--- START OF GIVEN RECORDS ---
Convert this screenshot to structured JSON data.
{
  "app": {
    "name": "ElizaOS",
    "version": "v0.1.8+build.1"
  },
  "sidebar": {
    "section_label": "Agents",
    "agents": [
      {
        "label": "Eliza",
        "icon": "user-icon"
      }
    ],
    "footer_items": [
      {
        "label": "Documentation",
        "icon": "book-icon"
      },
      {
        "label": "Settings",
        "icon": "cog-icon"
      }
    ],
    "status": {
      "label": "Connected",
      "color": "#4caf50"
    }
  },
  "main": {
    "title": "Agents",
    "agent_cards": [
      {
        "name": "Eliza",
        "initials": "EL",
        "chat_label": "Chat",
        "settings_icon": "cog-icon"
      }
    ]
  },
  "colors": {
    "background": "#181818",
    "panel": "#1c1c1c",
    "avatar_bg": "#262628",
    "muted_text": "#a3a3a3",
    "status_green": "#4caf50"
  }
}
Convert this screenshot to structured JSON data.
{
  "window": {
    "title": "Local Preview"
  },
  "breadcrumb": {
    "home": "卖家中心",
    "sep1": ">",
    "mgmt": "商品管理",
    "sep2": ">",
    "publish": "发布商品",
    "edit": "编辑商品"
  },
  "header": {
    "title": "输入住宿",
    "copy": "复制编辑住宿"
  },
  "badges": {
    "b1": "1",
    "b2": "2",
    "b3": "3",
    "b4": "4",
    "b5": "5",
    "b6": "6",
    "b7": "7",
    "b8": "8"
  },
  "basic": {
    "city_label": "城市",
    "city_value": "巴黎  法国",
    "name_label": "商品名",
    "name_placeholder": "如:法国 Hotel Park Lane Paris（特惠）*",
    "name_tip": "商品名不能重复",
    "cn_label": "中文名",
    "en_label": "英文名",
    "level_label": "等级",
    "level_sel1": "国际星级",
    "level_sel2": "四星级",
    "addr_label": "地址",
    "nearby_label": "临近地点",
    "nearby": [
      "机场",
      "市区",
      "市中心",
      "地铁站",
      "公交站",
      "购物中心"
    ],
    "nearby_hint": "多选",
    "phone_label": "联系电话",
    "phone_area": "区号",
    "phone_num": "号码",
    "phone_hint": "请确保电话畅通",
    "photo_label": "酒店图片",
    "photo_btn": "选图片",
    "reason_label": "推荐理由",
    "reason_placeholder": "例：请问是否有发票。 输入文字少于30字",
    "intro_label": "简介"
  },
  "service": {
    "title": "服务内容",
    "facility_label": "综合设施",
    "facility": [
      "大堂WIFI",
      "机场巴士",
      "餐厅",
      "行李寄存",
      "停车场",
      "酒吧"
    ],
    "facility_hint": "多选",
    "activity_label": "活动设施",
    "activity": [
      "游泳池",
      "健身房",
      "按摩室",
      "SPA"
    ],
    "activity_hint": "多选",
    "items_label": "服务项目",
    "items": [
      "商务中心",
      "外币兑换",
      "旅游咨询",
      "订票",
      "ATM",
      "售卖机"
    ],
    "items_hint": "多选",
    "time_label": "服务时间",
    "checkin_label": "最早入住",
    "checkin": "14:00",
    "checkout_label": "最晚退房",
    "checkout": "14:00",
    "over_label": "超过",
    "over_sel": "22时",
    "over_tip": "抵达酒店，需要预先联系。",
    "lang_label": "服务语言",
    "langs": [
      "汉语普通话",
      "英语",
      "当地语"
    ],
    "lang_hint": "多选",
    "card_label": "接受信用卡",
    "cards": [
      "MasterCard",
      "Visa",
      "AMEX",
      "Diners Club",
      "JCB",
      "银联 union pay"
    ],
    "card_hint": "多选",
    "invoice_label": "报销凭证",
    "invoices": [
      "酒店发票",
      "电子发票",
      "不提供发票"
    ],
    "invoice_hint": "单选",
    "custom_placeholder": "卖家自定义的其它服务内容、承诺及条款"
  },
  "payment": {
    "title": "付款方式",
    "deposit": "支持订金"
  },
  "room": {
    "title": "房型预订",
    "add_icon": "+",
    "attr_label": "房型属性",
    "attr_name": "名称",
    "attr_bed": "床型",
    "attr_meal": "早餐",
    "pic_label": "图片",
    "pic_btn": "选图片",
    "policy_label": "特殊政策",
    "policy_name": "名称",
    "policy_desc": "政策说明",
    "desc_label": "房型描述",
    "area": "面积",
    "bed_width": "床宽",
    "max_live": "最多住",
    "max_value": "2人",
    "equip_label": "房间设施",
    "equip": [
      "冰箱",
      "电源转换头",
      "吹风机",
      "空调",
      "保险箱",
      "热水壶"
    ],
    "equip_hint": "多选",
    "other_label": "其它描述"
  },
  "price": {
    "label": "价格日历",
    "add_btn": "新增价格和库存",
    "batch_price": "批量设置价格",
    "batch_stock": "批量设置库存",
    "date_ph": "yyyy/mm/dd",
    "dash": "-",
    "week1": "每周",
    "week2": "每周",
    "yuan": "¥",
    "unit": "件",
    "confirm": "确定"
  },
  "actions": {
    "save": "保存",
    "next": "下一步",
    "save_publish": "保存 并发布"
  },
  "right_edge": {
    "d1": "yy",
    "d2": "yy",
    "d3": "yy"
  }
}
--- END OF GIVEN RECORDS ---
Repeat all of the records above exactly as they appear.

Convert this screenshot to structured JSON data.
{
  "app": {
    "name": "ElizaOS",
    "version": "v0.1.8+build.1"
  },
  "sidebar": {
    "section_label": "Agents",
    "agents": [
      {
        "label": "Eliza",
        "icon": "user-icon"
      }
    ],
    "footer_items": [
      {
        "label": "Documentation",
        "icon": "book-icon"
      },
      {
        "label": "Settings",
        "icon": "cog-icon"
      }
    ],
    "status": {
      "label": "Connected",
      "color": "#4caf50"
    }
  },
  "main": {
    "title": "Agents",
    "agent_cards": [
      {
        "name": "Eliza",
        "initials": "EL",
        "chat_label": "Chat",
        "settings_icon": "cog-icon"
      }
    ]
  },
  "colors": {
    "background": "#181818",
    "panel": "#1c1c1c",
    "avatar_bg": "#262628",
    "muted_text": "#a3a3a3",
    "status_green": "#4caf50"
  }
}
Convert this screenshot to structured JSON data.
{
  "window": {
    "title": "Local Preview"
  },
  "breadcrumb": {
    "home": "卖家中心",
    "sep1": ">",
    "mgmt": "商品管理",
    "sep2": ">",
    "publish": "发布商品",
    "edit": "编辑商品"
  },
  "header": {
    "title": "输入住宿",
    "copy": "复制编辑住宿"
  },
  "badges": {
    "b1": "1",
    "b2": "2",
    "b3": "3",
    "b4": "4",
    "b5": "5",
    "b6": "6",
    "b7": "7",
    "b8": "8"
  },
  "basic": {
    "city_label": "城市",
    "city_value": "巴黎  法国",
    "name_label": "商品名",
    "name_placeholder": "如:法国 Hotel Park Lane Paris（特惠）*",
    "name_tip": "商品名不能重复",
    "cn_label": "中文名",
    "en_label": "英文名",
    "level_label": "等级",
    "level_sel1": "国际星级",
    "level_sel2": "四星级",
    "addr_label": "地址",
    "nearby_label": "临近地点",
    "nearby": [
      "机场",
      "市区",
      "市中心",
      "地铁站",
      "公交站",
      "购物中心"
    ],
    "nearby_hint": "多选",
    "phone_label": "联系电话",
    "phone_area": "区号",
    "phone_num": "号码",
    "phone_hint": "请确保电话畅通",
    "photo_label": "酒店图片",
    "photo_btn": "选图片",
    "reason_label": "推荐理由",
    "reason_placeholder": "例：请问是否有发票。 输入文字少于30字",
    "intro_label": "简介"
  },
  "service": {
    "title": "服务内容",
    "facility_label": "综合设施",
    "facility": [
      "大堂WIFI",
      "机场巴士",
      "餐厅",
      "行李寄存",
      "停车场",
      "酒吧"
    ],
    "facility_hint": "多选",
    "activity_label": "活动设施",
    "activity": [
      "游泳池",
      "健身房",
      "按摩室",
      "SPA"
    ],
    "activity_hint": "多选",
    "items_label": "服务项目",
    "items": [
      "商务中心",
      "外币兑换",
      "旅游咨询",
      "订票",
      "ATM",
      "售卖机"
    ],
    "items_hint": "多选",
    "time_label": "服务时间",
    "checkin_label": "最早入住",
    "checkin": "14:00",
    "checkout_label": "最晚退房",
    "checkout": "14:00",
    "over_label": "超过",
    "over_sel": "22时",
    "over_tip": "抵达酒店，需要预先联系。",
    "lang_label": "服务语言",
    "langs": [
      "汉语普通话",
      "英语",
      "当地语"
    ],
    "lang_hint": "多选",
    "card_label": "接受信用卡",
    "cards": [
      "MasterCard",
      "Visa",
      "AMEX",
      "Diners Club",
      "JCB",
      "银联 union pay"
    ],
    "card_hint": "多选",
    "invoice_label": "报销凭证",
    "invoices": [
      "酒店发票",
      "电子发票",
      "不提供发票"
    ],
    "invoice_hint": "单选",
    "custom_placeholder": "卖家自定义的其它服务内容、承诺及条款"
  },
  "payment": {
    "title": "付款方式",
    "deposit": "支持订金"
  },
  "room": {
    "title": "房型预订",
    "add_icon": "+",
    "attr_label": "房型属性",
    "attr_name": "名称",
    "attr_bed": "床型",
    "attr_meal": "早餐",
    "pic_label": "图片",
    "pic_btn": "选图片",
    "policy_label": "特殊政策",
    "policy_name": "名称",
    "policy_desc": "政策说明",
    "desc_label": "房型描述",
    "area": "面积",
    "bed_width": "床宽",
    "max_live": "最多住",
    "max_value": "2人",
    "equip_label": "房间设施",
    "equip": [
      "冰箱",
      "电源转换头",
      "吹风机",
      "空调",
      "保险箱",
      "热水壶"
    ],
    "equip_hint": "多选",
    "other_label": "其它描述"
  },
  "price": {
    "label": "价格日历",
    "add_btn": "新增价格和库存",
    "batch_price": "批量设置价格",
    "batch_stock": "批量设置库存",
    "date_ph": "yyyy/mm/dd",
    "dash": "-",
    "week1": "每周",
    "week2": "每周",
    "yuan": "¥",
    "unit": "件",
    "confirm": "确定"
  },
  "actions": {
    "save": "保存",
    "next": "下一步",
    "save_publish": "保存 并发布"
  },
  "right_edge": {
    "d1": "yy",
    "d2": "yy",
    "d3": "yy"
  }
}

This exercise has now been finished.